TASK DESCRIPTION
The entries below need to be written out exactly, with no pictures included.
----- RECORD EXTRACTS
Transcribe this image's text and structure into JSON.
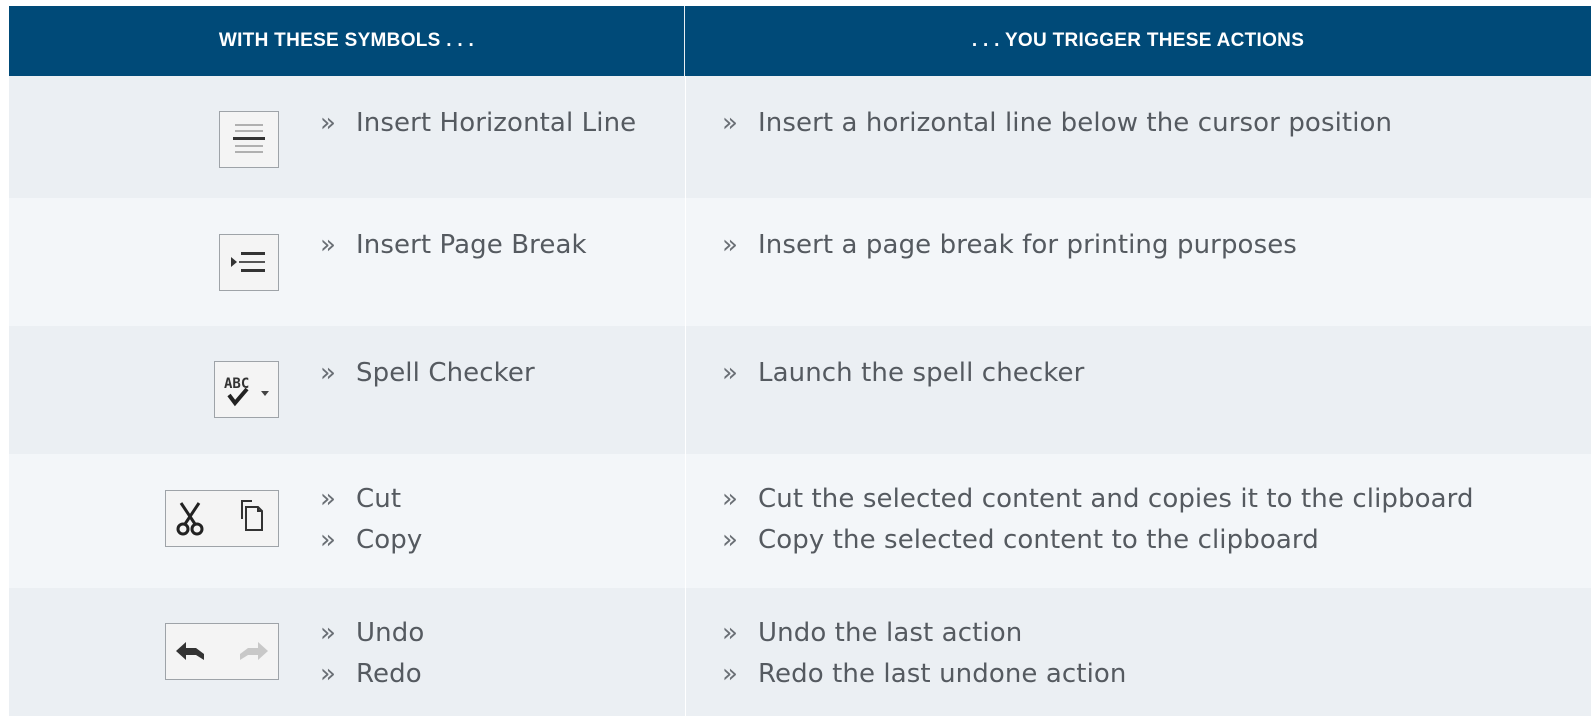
{
  "header": {
    "left": "WITH THESE SYMBOLS . . .",
    "right": ". . . YOU TRIGGER THESE ACTIONS"
  },
  "rows": [
    {
      "icons": [
        "horizontal-line-icon"
      ],
      "symbols": [
        "Insert Horizontal Line"
      ],
      "actions": [
        "Insert a horizontal line below the cursor position"
      ]
    },
    {
      "icons": [
        "page-break-icon"
      ],
      "symbols": [
        "Insert Page Break"
      ],
      "actions": [
        "Insert a page break for printing purposes"
      ]
    },
    {
      "icons": [
        "spell-check-icon"
      ],
      "symbols": [
        "Spell Checker"
      ],
      "actions": [
        "Launch the spell checker"
      ]
    },
    {
      "icons": [
        "scissors-icon",
        "copy-icon"
      ],
      "symbols": [
        "Cut",
        "Copy"
      ],
      "actions": [
        "Cut the selected content and copies it to the clipboard",
        "Copy the selected content to the clipboard"
      ]
    },
    {
      "icons": [
        "undo-icon",
        "redo-icon"
      ],
      "symbols": [
        "Undo",
        "Redo"
      ],
      "actions": [
        "Undo the last action",
        "Redo the last undone action"
      ]
    }
  ],
  "bullet": "»",
  "colors": {
    "header_bg": "#004a78",
    "header_text": "#ffffff",
    "row_odd": "#ebeff3",
    "row_even": "#f3f6f9",
    "body_text": "#555a60"
  }
}
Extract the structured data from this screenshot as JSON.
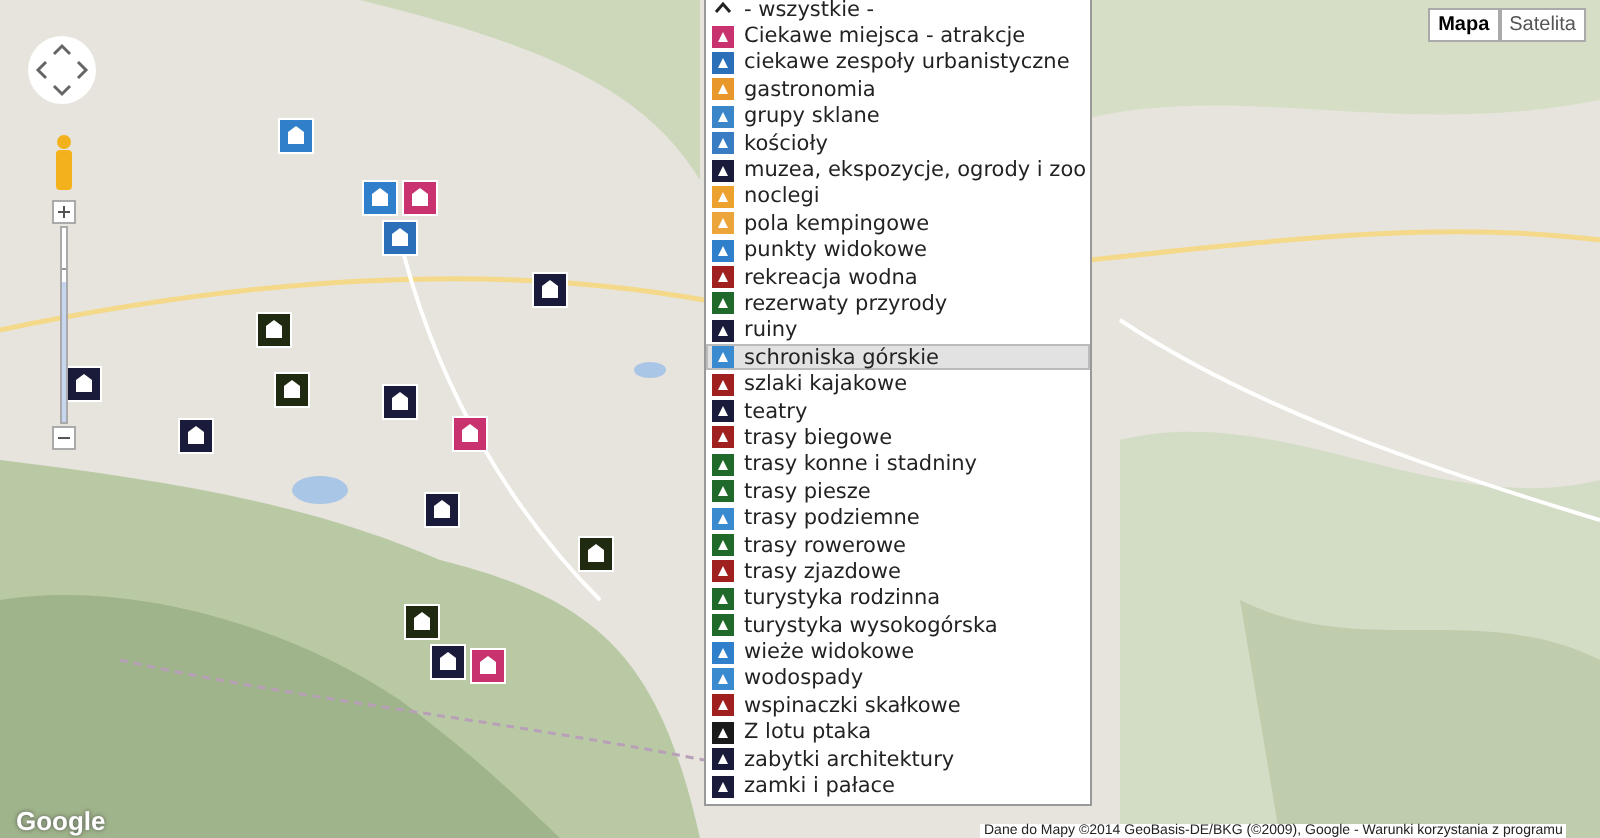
{
  "map_type_buttons": [
    {
      "label": "Mapa",
      "selected": true
    },
    {
      "label": "Satelita",
      "selected": false
    }
  ],
  "attribution": "Dane do Mapy ©2014 GeoBasis-DE/BKG (©2009), Google - Warunki korzystania z programu",
  "logo": "Google",
  "zoom_slider": {
    "level": 0.72
  },
  "category_list": {
    "items": [
      {
        "label": "- wszystkie -",
        "kind": "all",
        "selected": false
      },
      {
        "label": "Ciekawe miejsca - atrakcje",
        "kind": "category",
        "color": "#c8326e",
        "selected": false
      },
      {
        "label": "ciekawe zespoły urbanistyczne",
        "kind": "category",
        "color": "#2a6fb8",
        "selected": false
      },
      {
        "label": "gastronomia",
        "kind": "category",
        "color": "#e8982a",
        "selected": false
      },
      {
        "label": "grupy sklane",
        "kind": "category",
        "color": "#3a86c8",
        "selected": false
      },
      {
        "label": "kościoły",
        "kind": "category",
        "color": "#3a7cc4",
        "selected": false
      },
      {
        "label": "muzea, ekspozycje, ogrody i zoo",
        "kind": "category",
        "color": "#1a1a3a",
        "selected": false
      },
      {
        "label": "noclegi",
        "kind": "category",
        "color": "#eda12e",
        "selected": false
      },
      {
        "label": "pola kempingowe",
        "kind": "category",
        "color": "#eba53a",
        "selected": false
      },
      {
        "label": "punkty widokowe",
        "kind": "category",
        "color": "#2f7fcb",
        "selected": false
      },
      {
        "label": "rekreacja wodna",
        "kind": "category",
        "color": "#a02020",
        "selected": false
      },
      {
        "label": "rezerwaty przyrody",
        "kind": "category",
        "color": "#1f6a2a",
        "selected": false
      },
      {
        "label": "ruiny",
        "kind": "category",
        "color": "#1a1a3a",
        "selected": false
      },
      {
        "label": "schroniska górskie",
        "kind": "category",
        "color": "#3a8ad0",
        "selected": true
      },
      {
        "label": "szlaki kajakowe",
        "kind": "category",
        "color": "#a02020",
        "selected": false
      },
      {
        "label": "teatry",
        "kind": "category",
        "color": "#1a1a3a",
        "selected": false
      },
      {
        "label": "trasy biegowe",
        "kind": "category",
        "color": "#a02020",
        "selected": false
      },
      {
        "label": "trasy konne i stadniny",
        "kind": "category",
        "color": "#1f6a2a",
        "selected": false
      },
      {
        "label": "trasy piesze",
        "kind": "category",
        "color": "#1f6a2a",
        "selected": false
      },
      {
        "label": "trasy podziemne",
        "kind": "category",
        "color": "#3a8ad0",
        "selected": false
      },
      {
        "label": "trasy rowerowe",
        "kind": "category",
        "color": "#1f6a2a",
        "selected": false
      },
      {
        "label": "trasy zjazdowe",
        "kind": "category",
        "color": "#a02020",
        "selected": false
      },
      {
        "label": "turystyka rodzinna",
        "kind": "category",
        "color": "#1f6a2a",
        "selected": false
      },
      {
        "label": "turystyka wysokogórska",
        "kind": "category",
        "color": "#1f6a2a",
        "selected": false
      },
      {
        "label": "wieże widokowe",
        "kind": "category",
        "color": "#2f7fcb",
        "selected": false
      },
      {
        "label": "wodospady",
        "kind": "category",
        "color": "#3a8ad0",
        "selected": false
      },
      {
        "label": "wspinaczki skałkowe",
        "kind": "category",
        "color": "#a02020",
        "selected": false
      },
      {
        "label": "Z lotu ptaka",
        "kind": "category",
        "color": "#1a1a1a",
        "selected": false
      },
      {
        "label": "zabytki architektury",
        "kind": "category",
        "color": "#1a1a3a",
        "selected": false
      },
      {
        "label": "zamki i pałace",
        "kind": "category",
        "color": "#1a1a3a",
        "selected": false
      }
    ]
  }
}
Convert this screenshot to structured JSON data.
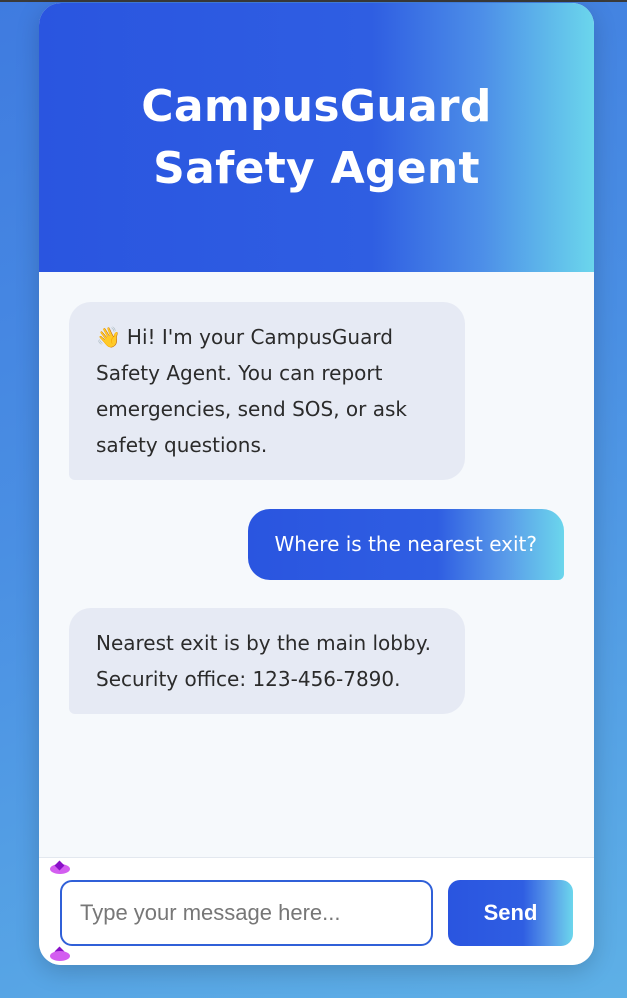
{
  "header": {
    "title": "CampusGuard Safety Agent"
  },
  "messages": [
    {
      "sender": "bot",
      "emoji": "👋",
      "text": "Hi! I'm your CampusGuard Safety Agent. You can report emergencies, send SOS, or ask safety questions."
    },
    {
      "sender": "user",
      "text": "Where is the nearest exit?"
    },
    {
      "sender": "bot",
      "text": "Nearest exit is by the main lobby. Security office: 123-456-7890."
    }
  ],
  "composer": {
    "placeholder": "Type your message here...",
    "value": "",
    "send_label": "Send"
  },
  "colors": {
    "accent": "#2a55e0",
    "accent_light": "#6bd6ec",
    "bot_bubble": "#e6eaf4",
    "background": "#4a8fe3"
  },
  "icons": {
    "greeting": "waving-hand-icon",
    "resize": "resize-handle-icon"
  }
}
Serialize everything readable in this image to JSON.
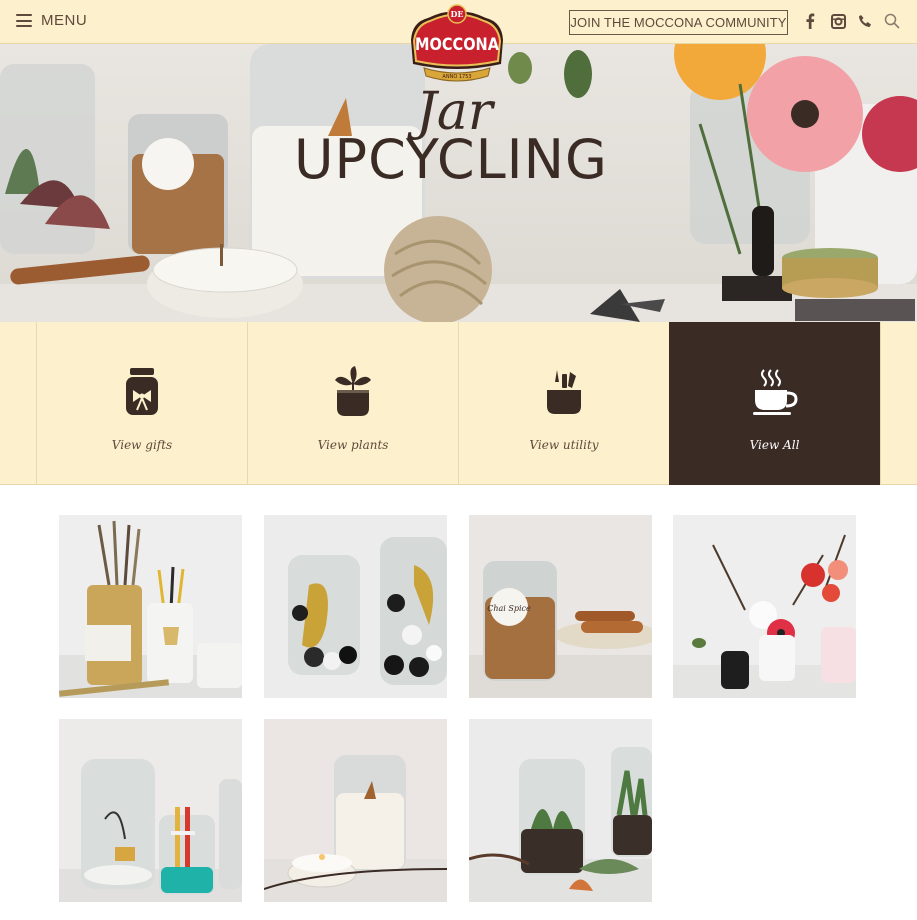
{
  "header": {
    "menu_label": "MENU",
    "brand": "MOCCONA",
    "logo_small_text": "ANNO 1753",
    "logo_badge": "DE",
    "community_button": "JOIN THE MOCCONA COMMUNITY",
    "social_icons": [
      "facebook-icon",
      "instagram-icon",
      "phone-icon",
      "search-icon"
    ]
  },
  "hero": {
    "script_word": "Jar",
    "title": "UPCYCLING"
  },
  "categories": [
    {
      "label": "View gifts",
      "icon": "gift-jar-icon"
    },
    {
      "label": "View plants",
      "icon": "plant-pot-icon"
    },
    {
      "label": "View utility",
      "icon": "utility-pot-icon"
    },
    {
      "label": "View All",
      "icon": "coffee-cup-icon",
      "active": true
    }
  ],
  "gallery": {
    "label_tag": "Chai Spice",
    "items": [
      "pencil-jar-project",
      "pompom-jar-project",
      "chai-spice-jar-project",
      "flower-vase-project",
      "terrarium-sand-project",
      "candle-jar-project",
      "succulent-jar-project"
    ]
  },
  "colors": {
    "header_bg": "#fdf0cc",
    "dark_brown": "#3b2b25",
    "logo_red": "#c8202d",
    "logo_gold": "#d9a63a"
  }
}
----------
EXERCISE RESULT
Transcribe this image's text and structure into JSON.
{
  "header": {
    "left": "WITH THESE SYMBOLS . . .",
    "right": ". . . YOU TRIGGER THESE ACTIONS"
  },
  "rows": [
    {
      "icons": [
        "horizontal-line-icon"
      ],
      "symbols": [
        "Insert Horizontal Line"
      ],
      "actions": [
        "Insert a horizontal line below the cursor position"
      ]
    },
    {
      "icons": [
        "page-break-icon"
      ],
      "symbols": [
        "Insert Page Break"
      ],
      "actions": [
        "Insert a page break for printing purposes"
      ]
    },
    {
      "icons": [
        "spell-check-icon"
      ],
      "symbols": [
        "Spell Checker"
      ],
      "actions": [
        "Launch the spell checker"
      ]
    },
    {
      "icons": [
        "scissors-icon",
        "copy-icon"
      ],
      "symbols": [
        "Cut",
        "Copy"
      ],
      "actions": [
        "Cut the selected content and copies it to the clipboard",
        "Copy the selected content to the clipboard"
      ]
    },
    {
      "icons": [
        "undo-icon",
        "redo-icon"
      ],
      "symbols": [
        "Undo",
        "Redo"
      ],
      "actions": [
        "Undo the last action",
        "Redo the last undone action"
      ]
    }
  ],
  "bullet": "»",
  "colors": {
    "header_bg": "#004a78",
    "header_text": "#ffffff",
    "row_odd": "#ebeff3",
    "row_even": "#f3f6f9",
    "body_text": "#555a60"
  }
}
Extract the structured data from this screenshot as JSON.
{
  "map_type_buttons": [
    {
      "label": "Mapa",
      "selected": true
    },
    {
      "label": "Satelita",
      "selected": false
    }
  ],
  "attribution": "Dane do Mapy ©2014 GeoBasis-DE/BKG (©2009), Google - Warunki korzystania z programu",
  "logo": "Google",
  "zoom_slider": {
    "level": 0.72
  },
  "category_list": {
    "items": [
      {
        "label": "- wszystkie -",
        "kind": "all",
        "selected": false
      },
      {
        "label": "Ciekawe miejsca - atrakcje",
        "kind": "category",
        "color": "#c8326e",
        "selected": false
      },
      {
        "label": "ciekawe zespoły urbanistyczne",
        "kind": "category",
        "color": "#2a6fb8",
        "selected": false
      },
      {
        "label": "gastronomia",
        "kind": "category",
        "color": "#e8982a",
        "selected": false
      },
      {
        "label": "grupy sklane",
        "kind": "category",
        "color": "#3a86c8",
        "selected": false
      },
      {
        "label": "kościoły",
        "kind": "category",
        "color": "#3a7cc4",
        "selected": false
      },
      {
        "label": "muzea, ekspozycje, ogrody i zoo",
        "kind": "category",
        "color": "#1a1a3a",
        "selected": false
      },
      {
        "label": "noclegi",
        "kind": "category",
        "color": "#eda12e",
        "selected": false
      },
      {
        "label": "pola kempingowe",
        "kind": "category",
        "color": "#eba53a",
        "selected": false
      },
      {
        "label": "punkty widokowe",
        "kind": "category",
        "color": "#2f7fcb",
        "selected": false
      },
      {
        "label": "rekreacja wodna",
        "kind": "category",
        "color": "#a02020",
        "selected": false
      },
      {
        "label": "rezerwaty przyrody",
        "kind": "category",
        "color": "#1f6a2a",
        "selected": false
      },
      {
        "label": "ruiny",
        "kind": "category",
        "color": "#1a1a3a",
        "selected": false
      },
      {
        "label": "schroniska górskie",
        "kind": "category",
        "color": "#3a8ad0",
        "selected": true
      },
      {
        "label": "szlaki kajakowe",
        "kind": "category",
        "color": "#a02020",
        "selected": false
      },
      {
        "label": "teatry",
        "kind": "category",
        "color": "#1a1a3a",
        "selected": false
      },
      {
        "label": "trasy biegowe",
        "kind": "category",
        "color": "#a02020",
        "selected": false
      },
      {
        "label": "trasy konne i stadniny",
        "kind": "category",
        "color": "#1f6a2a",
        "selected": false
      },
      {
        "label": "trasy piesze",
        "kind": "category",
        "color": "#1f6a2a",
        "selected": false
      },
      {
        "label": "trasy podziemne",
        "kind": "category",
        "color": "#3a8ad0",
        "selected": false
      },
      {
        "label": "trasy rowerowe",
        "kind": "category",
        "color": "#1f6a2a",
        "selected": false
      },
      {
        "label": "trasy zjazdowe",
        "kind": "category",
        "color": "#a02020",
        "selected": false
      },
      {
        "label": "turystyka rodzinna",
        "kind": "category",
        "color": "#1f6a2a",
        "selected": false
      },
      {
        "label": "turystyka wysokogórska",
        "kind": "category",
        "color": "#1f6a2a",
        "selected": false
      },
      {
        "label": "wieże widokowe",
        "kind": "category",
        "color": "#2f7fcb",
        "selected": false
      },
      {
        "label": "wodospady",
        "kind": "category",
        "color": "#3a8ad0",
        "selected": false
      },
      {
        "label": "wspinaczki skałkowe",
        "kind": "category",
        "color": "#a02020",
        "selected": false
      },
      {
        "label": "Z lotu ptaka",
        "kind": "category",
        "color": "#1a1a1a",
        "selected": false
      },
      {
        "label": "zabytki architektury",
        "kind": "category",
        "color": "#1a1a3a",
        "selected": false
      },
      {
        "label": "zamki i pałace",
        "kind": "category",
        "color": "#1a1a3a",
        "selected": false
      }
    ]
  }
}
Convert this screenshot to structured JSON data.
{
  "header": {
    "title": "CampusGuard Safety Agent"
  },
  "messages": [
    {
      "sender": "bot",
      "emoji": "👋",
      "text": "Hi! I'm your CampusGuard Safety Agent. You can report emergencies, send SOS, or ask safety questions."
    },
    {
      "sender": "user",
      "text": "Where is the nearest exit?"
    },
    {
      "sender": "bot",
      "text": "Nearest exit is by the main lobby. Security office: 123-456-7890."
    }
  ],
  "composer": {
    "placeholder": "Type your message here...",
    "value": "",
    "send_label": "Send"
  },
  "colors": {
    "accent": "#2a55e0",
    "accent_light": "#6bd6ec",
    "bot_bubble": "#e6eaf4",
    "background": "#4a8fe3"
  },
  "icons": {
    "greeting": "waving-hand-icon",
    "resize": "resize-handle-icon"
  }
}
Serialize everything readable in this image to JSON.
{
  "header": {
    "menu_label": "MENU",
    "brand": "MOCCONA",
    "logo_small_text": "ANNO 1753",
    "logo_badge": "DE",
    "community_button": "JOIN THE MOCCONA COMMUNITY",
    "social_icons": [
      "facebook-icon",
      "instagram-icon",
      "phone-icon",
      "search-icon"
    ]
  },
  "hero": {
    "script_word": "Jar",
    "title": "UPCYCLING"
  },
  "categories": [
    {
      "label": "View gifts",
      "icon": "gift-jar-icon"
    },
    {
      "label": "View plants",
      "icon": "plant-pot-icon"
    },
    {
      "label": "View utility",
      "icon": "utility-pot-icon"
    },
    {
      "label": "View All",
      "icon": "coffee-cup-icon",
      "active": true
    }
  ],
  "gallery": {
    "label_tag": "Chai Spice",
    "items": [
      "pencil-jar-project",
      "pompom-jar-project",
      "chai-spice-jar-project",
      "flower-vase-project",
      "terrarium-sand-project",
      "candle-jar-project",
      "succulent-jar-project"
    ]
  },
  "colors": {
    "header_bg": "#fdf0cc",
    "dark_brown": "#3b2b25",
    "logo_red": "#c8202d",
    "logo_gold": "#d9a63a"
  }
}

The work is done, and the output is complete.